§ Region annotation records:
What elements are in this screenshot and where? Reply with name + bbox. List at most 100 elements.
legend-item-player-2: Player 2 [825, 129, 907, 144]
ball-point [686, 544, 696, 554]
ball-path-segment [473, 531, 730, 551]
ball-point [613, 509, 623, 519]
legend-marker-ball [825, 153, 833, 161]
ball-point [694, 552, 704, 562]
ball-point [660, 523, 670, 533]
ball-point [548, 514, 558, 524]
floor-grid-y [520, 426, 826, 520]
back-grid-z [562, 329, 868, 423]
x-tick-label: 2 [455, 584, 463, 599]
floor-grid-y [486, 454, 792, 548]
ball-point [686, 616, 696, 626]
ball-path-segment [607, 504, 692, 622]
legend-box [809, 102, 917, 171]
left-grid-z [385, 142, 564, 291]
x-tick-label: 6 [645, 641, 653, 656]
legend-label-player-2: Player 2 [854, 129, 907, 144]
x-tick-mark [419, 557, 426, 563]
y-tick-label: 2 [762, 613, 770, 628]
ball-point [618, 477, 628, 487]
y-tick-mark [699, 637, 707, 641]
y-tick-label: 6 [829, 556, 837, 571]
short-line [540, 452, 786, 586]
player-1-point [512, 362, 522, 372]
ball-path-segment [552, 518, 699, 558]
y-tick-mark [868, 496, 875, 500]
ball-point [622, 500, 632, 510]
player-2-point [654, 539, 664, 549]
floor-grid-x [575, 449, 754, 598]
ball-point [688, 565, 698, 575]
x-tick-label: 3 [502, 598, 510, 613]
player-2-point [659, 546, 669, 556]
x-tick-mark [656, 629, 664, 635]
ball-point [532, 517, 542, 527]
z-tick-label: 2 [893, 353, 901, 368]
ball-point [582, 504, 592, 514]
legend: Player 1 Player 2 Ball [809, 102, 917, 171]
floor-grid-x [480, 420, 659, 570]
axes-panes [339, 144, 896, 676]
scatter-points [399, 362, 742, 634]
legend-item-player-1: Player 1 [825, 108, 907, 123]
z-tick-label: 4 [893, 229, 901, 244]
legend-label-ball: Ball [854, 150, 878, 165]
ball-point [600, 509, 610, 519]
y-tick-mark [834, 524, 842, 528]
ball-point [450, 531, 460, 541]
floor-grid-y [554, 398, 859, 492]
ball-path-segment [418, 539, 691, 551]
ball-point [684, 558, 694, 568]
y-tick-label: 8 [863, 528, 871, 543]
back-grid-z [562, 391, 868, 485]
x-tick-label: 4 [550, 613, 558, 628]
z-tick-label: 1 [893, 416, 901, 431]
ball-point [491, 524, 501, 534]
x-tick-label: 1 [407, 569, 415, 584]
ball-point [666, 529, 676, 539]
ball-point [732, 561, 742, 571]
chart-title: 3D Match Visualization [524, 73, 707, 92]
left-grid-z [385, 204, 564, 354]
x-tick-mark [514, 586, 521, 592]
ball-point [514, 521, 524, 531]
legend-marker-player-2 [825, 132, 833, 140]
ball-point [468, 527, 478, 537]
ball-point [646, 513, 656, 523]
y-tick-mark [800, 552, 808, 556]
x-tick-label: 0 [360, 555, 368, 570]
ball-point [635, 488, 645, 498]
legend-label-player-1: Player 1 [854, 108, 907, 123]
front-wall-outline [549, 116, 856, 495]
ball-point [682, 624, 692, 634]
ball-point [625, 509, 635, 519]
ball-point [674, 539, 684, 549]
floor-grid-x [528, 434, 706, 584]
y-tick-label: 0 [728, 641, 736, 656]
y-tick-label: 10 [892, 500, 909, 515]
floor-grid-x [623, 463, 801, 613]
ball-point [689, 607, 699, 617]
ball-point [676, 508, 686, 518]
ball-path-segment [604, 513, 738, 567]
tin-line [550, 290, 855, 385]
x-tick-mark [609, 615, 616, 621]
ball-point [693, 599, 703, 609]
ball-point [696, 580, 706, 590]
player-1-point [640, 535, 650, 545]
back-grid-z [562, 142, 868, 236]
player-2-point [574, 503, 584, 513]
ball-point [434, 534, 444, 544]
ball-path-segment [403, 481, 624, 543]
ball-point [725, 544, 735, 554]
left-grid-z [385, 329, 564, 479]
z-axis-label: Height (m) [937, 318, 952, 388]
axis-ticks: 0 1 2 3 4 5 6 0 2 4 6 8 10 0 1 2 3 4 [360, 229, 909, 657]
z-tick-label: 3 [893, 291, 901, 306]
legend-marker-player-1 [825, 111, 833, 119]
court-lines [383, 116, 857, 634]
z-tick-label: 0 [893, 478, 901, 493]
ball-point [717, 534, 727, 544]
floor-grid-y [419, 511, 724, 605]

§ PROBLEM REQUIREMENTS: From the records above, extract every line that contains the string "path".

§ COMPLETE OUTPUT:
ball-path-segment [473, 531, 730, 551]
ball-path-segment [607, 504, 692, 622]
ball-path-segment [552, 518, 699, 558]
ball-path-segment [418, 539, 691, 551]
ball-path-segment [604, 513, 738, 567]
ball-path-segment [403, 481, 624, 543]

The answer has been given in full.